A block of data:
--------------------------------
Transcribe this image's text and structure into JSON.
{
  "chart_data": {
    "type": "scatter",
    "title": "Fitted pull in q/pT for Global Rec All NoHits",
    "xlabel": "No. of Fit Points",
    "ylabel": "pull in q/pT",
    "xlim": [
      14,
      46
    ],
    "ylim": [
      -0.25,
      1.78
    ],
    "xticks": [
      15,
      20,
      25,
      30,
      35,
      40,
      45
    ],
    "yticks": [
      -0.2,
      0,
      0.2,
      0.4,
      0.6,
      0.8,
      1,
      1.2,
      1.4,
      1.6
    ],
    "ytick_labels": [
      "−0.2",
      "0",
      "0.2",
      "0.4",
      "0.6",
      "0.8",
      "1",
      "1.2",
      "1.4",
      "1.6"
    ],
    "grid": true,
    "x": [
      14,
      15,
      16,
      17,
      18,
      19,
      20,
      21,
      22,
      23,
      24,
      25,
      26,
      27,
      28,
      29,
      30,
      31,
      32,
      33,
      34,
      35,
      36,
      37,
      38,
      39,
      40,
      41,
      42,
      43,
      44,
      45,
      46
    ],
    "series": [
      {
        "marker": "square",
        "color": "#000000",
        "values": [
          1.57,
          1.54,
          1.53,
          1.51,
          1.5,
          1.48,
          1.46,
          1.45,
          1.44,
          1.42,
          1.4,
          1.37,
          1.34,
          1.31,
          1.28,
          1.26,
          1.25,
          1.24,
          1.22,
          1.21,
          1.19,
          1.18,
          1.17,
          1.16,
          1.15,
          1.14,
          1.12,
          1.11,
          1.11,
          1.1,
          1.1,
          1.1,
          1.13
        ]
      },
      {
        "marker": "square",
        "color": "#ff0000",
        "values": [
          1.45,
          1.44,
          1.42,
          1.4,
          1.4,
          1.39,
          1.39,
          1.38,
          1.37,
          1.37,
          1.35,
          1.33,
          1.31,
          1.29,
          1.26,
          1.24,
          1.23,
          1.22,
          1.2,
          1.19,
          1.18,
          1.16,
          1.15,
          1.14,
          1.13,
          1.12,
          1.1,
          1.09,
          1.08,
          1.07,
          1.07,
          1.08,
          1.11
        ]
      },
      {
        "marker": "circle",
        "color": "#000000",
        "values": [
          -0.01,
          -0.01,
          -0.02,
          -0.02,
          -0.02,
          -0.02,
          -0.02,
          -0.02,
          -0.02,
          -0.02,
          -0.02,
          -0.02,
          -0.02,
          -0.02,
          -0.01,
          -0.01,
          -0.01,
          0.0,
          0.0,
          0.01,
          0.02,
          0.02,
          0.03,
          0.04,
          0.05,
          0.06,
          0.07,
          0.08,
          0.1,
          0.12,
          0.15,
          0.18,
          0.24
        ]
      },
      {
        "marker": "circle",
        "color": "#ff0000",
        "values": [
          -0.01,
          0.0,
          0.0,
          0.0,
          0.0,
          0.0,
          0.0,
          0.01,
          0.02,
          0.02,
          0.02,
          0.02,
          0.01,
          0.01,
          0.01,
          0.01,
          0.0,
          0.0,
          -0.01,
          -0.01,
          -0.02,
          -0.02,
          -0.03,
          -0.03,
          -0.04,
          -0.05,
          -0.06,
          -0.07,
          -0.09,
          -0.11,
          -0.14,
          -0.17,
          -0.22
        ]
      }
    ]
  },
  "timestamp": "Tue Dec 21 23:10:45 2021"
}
--------------------------------
=== Aim of the exercise ===
Go back to the listing above and please repeat it exactly.

=== Task response ===
Transcribe this image's text and structure into JSON.
{
  "chart_data": {
    "type": "scatter",
    "title": "Fitted pull in q/pT for Global Rec All NoHits",
    "xlabel": "No. of Fit Points",
    "ylabel": "pull in q/pT",
    "xlim": [
      14,
      46
    ],
    "ylim": [
      -0.25,
      1.78
    ],
    "xticks": [
      15,
      20,
      25,
      30,
      35,
      40,
      45
    ],
    "yticks": [
      -0.2,
      0,
      0.2,
      0.4,
      0.6,
      0.8,
      1,
      1.2,
      1.4,
      1.6
    ],
    "ytick_labels": [
      "−0.2",
      "0",
      "0.2",
      "0.4",
      "0.6",
      "0.8",
      "1",
      "1.2",
      "1.4",
      "1.6"
    ],
    "grid": true,
    "x": [
      14,
      15,
      16,
      17,
      18,
      19,
      20,
      21,
      22,
      23,
      24,
      25,
      26,
      27,
      28,
      29,
      30,
      31,
      32,
      33,
      34,
      35,
      36,
      37,
      38,
      39,
      40,
      41,
      42,
      43,
      44,
      45,
      46
    ],
    "series": [
      {
        "marker": "square",
        "color": "#000000",
        "values": [
          1.57,
          1.54,
          1.53,
          1.51,
          1.5,
          1.48,
          1.46,
          1.45,
          1.44,
          1.42,
          1.4,
          1.37,
          1.34,
          1.31,
          1.28,
          1.26,
          1.25,
          1.24,
          1.22,
          1.21,
          1.19,
          1.18,
          1.17,
          1.16,
          1.15,
          1.14,
          1.12,
          1.11,
          1.11,
          1.1,
          1.1,
          1.1,
          1.13
        ]
      },
      {
        "marker": "square",
        "color": "#ff0000",
        "values": [
          1.45,
          1.44,
          1.42,
          1.4,
          1.4,
          1.39,
          1.39,
          1.38,
          1.37,
          1.37,
          1.35,
          1.33,
          1.31,
          1.29,
          1.26,
          1.24,
          1.23,
          1.22,
          1.2,
          1.19,
          1.18,
          1.16,
          1.15,
          1.14,
          1.13,
          1.12,
          1.1,
          1.09,
          1.08,
          1.07,
          1.07,
          1.08,
          1.11
        ]
      },
      {
        "marker": "circle",
        "color": "#000000",
        "values": [
          -0.01,
          -0.01,
          -0.02,
          -0.02,
          -0.02,
          -0.02,
          -0.02,
          -0.02,
          -0.02,
          -0.02,
          -0.02,
          -0.02,
          -0.02,
          -0.02,
          -0.01,
          -0.01,
          -0.01,
          0.0,
          0.0,
          0.01,
          0.02,
          0.02,
          0.03,
          0.04,
          0.05,
          0.06,
          0.07,
          0.08,
          0.1,
          0.12,
          0.15,
          0.18,
          0.24
        ]
      },
      {
        "marker": "circle",
        "color": "#ff0000",
        "values": [
          -0.01,
          0.0,
          0.0,
          0.0,
          0.0,
          0.0,
          0.0,
          0.01,
          0.02,
          0.02,
          0.02,
          0.02,
          0.01,
          0.01,
          0.01,
          0.01,
          0.0,
          0.0,
          -0.01,
          -0.01,
          -0.02,
          -0.02,
          -0.03,
          -0.03,
          -0.04,
          -0.05,
          -0.06,
          -0.07,
          -0.09,
          -0.11,
          -0.14,
          -0.17,
          -0.22
        ]
      }
    ]
  },
  "timestamp": "Tue Dec 21 23:10:45 2021"
}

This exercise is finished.